Omit all pictures and transcribe only the lines in the entries below that run from the line with "Give me the" through the line with "Parse this chart and return its data as JSON.".

# [Data to process]
## START

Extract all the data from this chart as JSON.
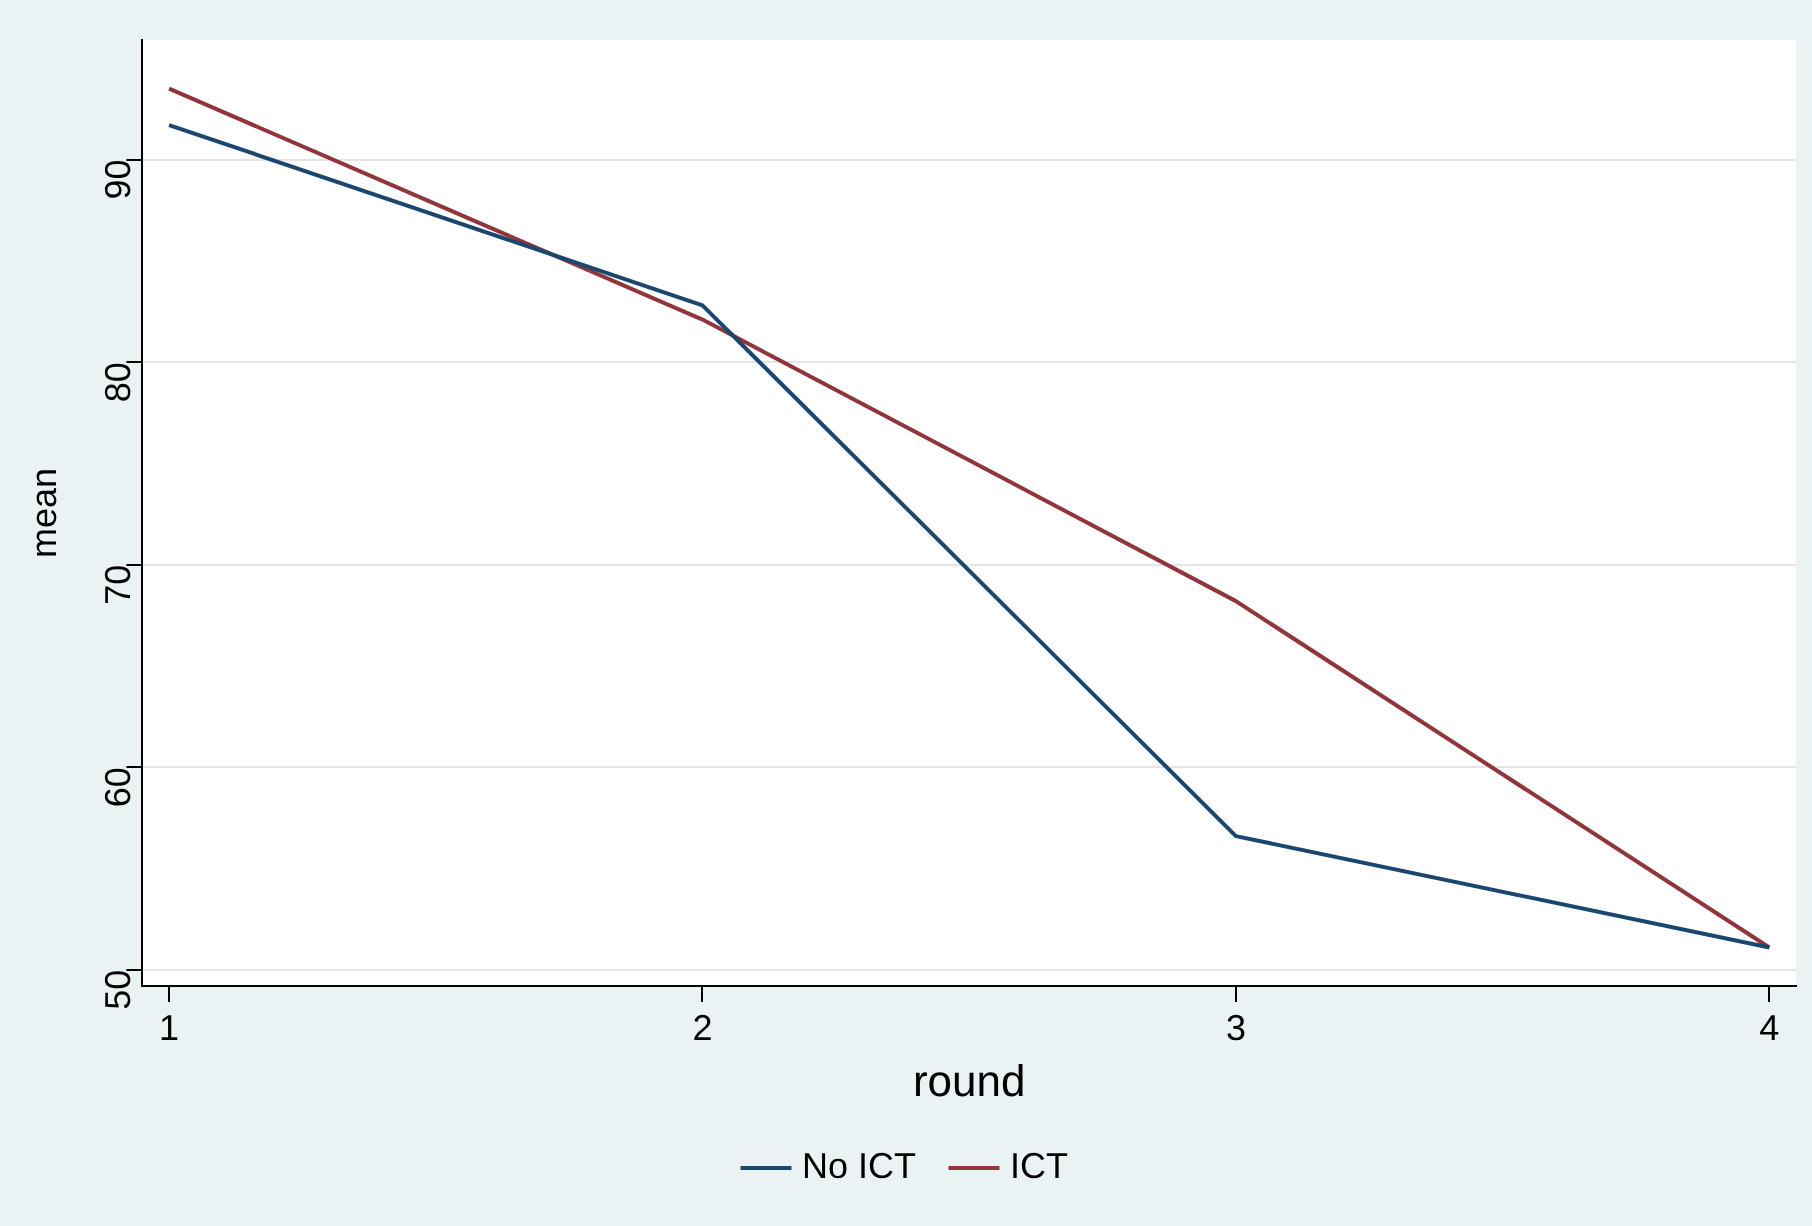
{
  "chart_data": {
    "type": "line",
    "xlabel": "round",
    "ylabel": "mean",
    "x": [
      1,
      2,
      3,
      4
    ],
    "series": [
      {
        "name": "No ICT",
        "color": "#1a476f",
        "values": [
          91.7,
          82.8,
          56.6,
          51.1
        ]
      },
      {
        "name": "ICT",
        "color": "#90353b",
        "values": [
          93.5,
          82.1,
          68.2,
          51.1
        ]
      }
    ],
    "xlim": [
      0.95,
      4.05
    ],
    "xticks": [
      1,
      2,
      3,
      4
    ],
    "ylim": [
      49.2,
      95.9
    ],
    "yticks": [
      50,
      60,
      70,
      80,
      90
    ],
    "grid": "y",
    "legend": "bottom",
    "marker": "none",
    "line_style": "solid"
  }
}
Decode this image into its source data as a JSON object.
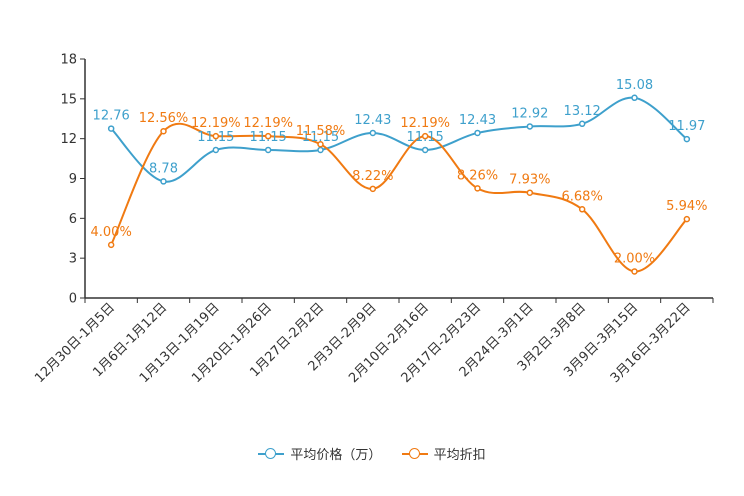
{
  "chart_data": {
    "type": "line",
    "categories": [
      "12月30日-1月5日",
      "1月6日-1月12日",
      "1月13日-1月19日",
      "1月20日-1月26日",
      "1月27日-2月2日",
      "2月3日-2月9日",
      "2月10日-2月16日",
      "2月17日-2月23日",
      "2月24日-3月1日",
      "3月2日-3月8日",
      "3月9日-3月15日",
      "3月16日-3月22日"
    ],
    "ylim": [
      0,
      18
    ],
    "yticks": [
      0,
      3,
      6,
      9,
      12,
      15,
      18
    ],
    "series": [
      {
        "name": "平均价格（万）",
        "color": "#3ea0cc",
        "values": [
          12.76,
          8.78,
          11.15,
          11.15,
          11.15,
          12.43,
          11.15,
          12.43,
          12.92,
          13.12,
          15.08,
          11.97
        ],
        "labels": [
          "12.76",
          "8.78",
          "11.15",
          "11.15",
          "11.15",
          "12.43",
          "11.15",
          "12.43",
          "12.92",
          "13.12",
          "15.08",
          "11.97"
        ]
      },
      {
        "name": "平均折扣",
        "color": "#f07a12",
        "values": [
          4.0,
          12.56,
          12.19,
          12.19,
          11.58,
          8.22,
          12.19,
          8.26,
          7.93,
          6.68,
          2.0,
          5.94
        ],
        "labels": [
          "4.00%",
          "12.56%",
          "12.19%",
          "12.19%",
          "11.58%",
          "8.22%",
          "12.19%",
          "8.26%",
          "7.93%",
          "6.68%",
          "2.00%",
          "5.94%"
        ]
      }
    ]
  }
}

## END
## START

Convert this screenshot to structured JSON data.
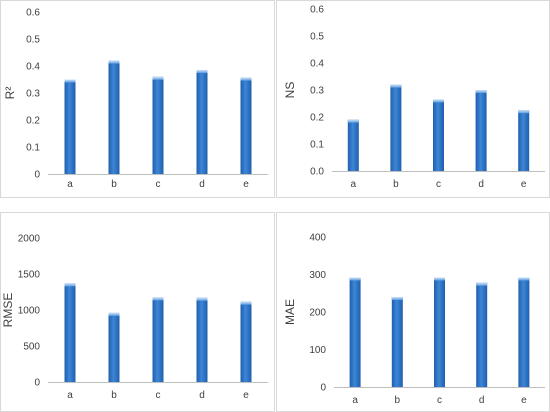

## END
## START

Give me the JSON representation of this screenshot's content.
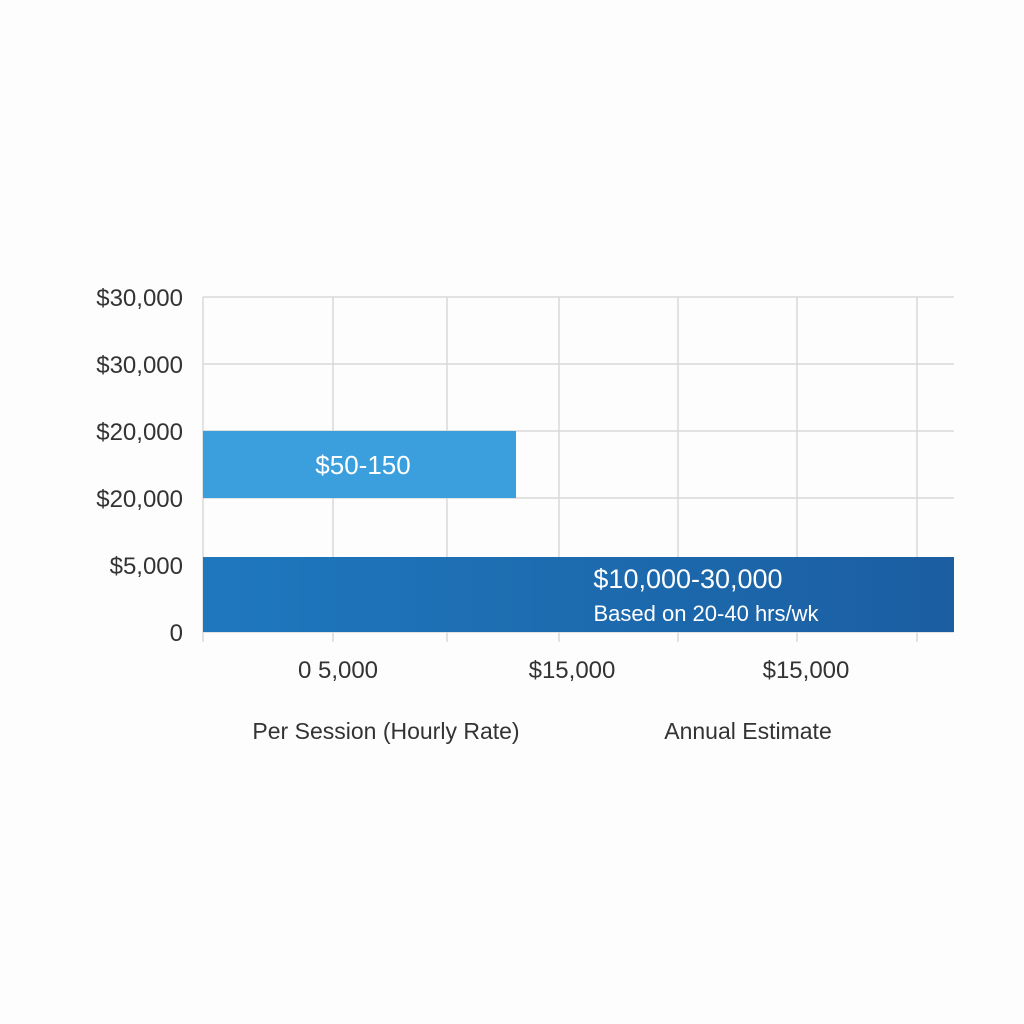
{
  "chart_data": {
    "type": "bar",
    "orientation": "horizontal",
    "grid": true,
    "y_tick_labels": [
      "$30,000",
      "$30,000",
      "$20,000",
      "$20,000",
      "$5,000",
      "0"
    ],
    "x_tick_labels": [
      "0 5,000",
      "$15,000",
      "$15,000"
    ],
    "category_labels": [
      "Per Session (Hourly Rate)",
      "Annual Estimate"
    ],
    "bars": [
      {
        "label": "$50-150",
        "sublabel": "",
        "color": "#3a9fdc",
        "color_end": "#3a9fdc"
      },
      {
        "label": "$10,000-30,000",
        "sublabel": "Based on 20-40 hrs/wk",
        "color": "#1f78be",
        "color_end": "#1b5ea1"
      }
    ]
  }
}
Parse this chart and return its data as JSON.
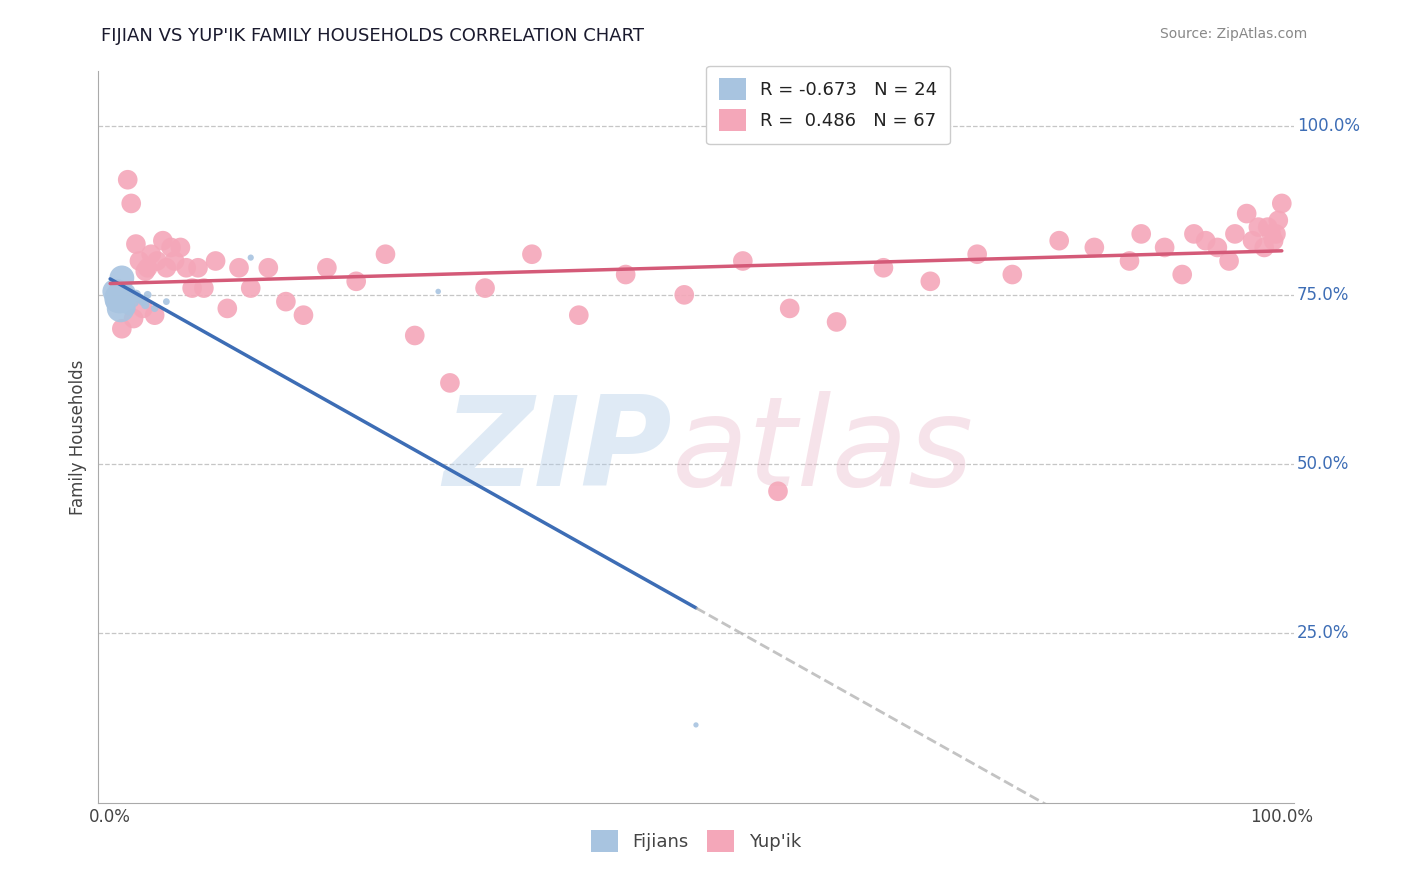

## END

# [Response to this exercise]
Give me the JSON representation of this screenshot's content.
{
  "chart_data": {
    "type": "bar",
    "orientation": "horizontal",
    "grid": true,
    "y_tick_labels": [
      "$30,000",
      "$30,000",
      "$20,000",
      "$20,000",
      "$5,000",
      "0"
    ],
    "x_tick_labels": [
      "0 5,000",
      "$15,000",
      "$15,000"
    ],
    "category_labels": [
      "Per Session (Hourly Rate)",
      "Annual Estimate"
    ],
    "bars": [
      {
        "label": "$50-150",
        "sublabel": "",
        "color": "#3a9fdc",
        "color_end": "#3a9fdc"
      },
      {
        "label": "$10,000-30,000",
        "sublabel": "Based on 20-40 hrs/wk",
        "color": "#1f78be",
        "color_end": "#1b5ea1"
      }
    ]
  }
}
Parse this chart and return its data as JSON.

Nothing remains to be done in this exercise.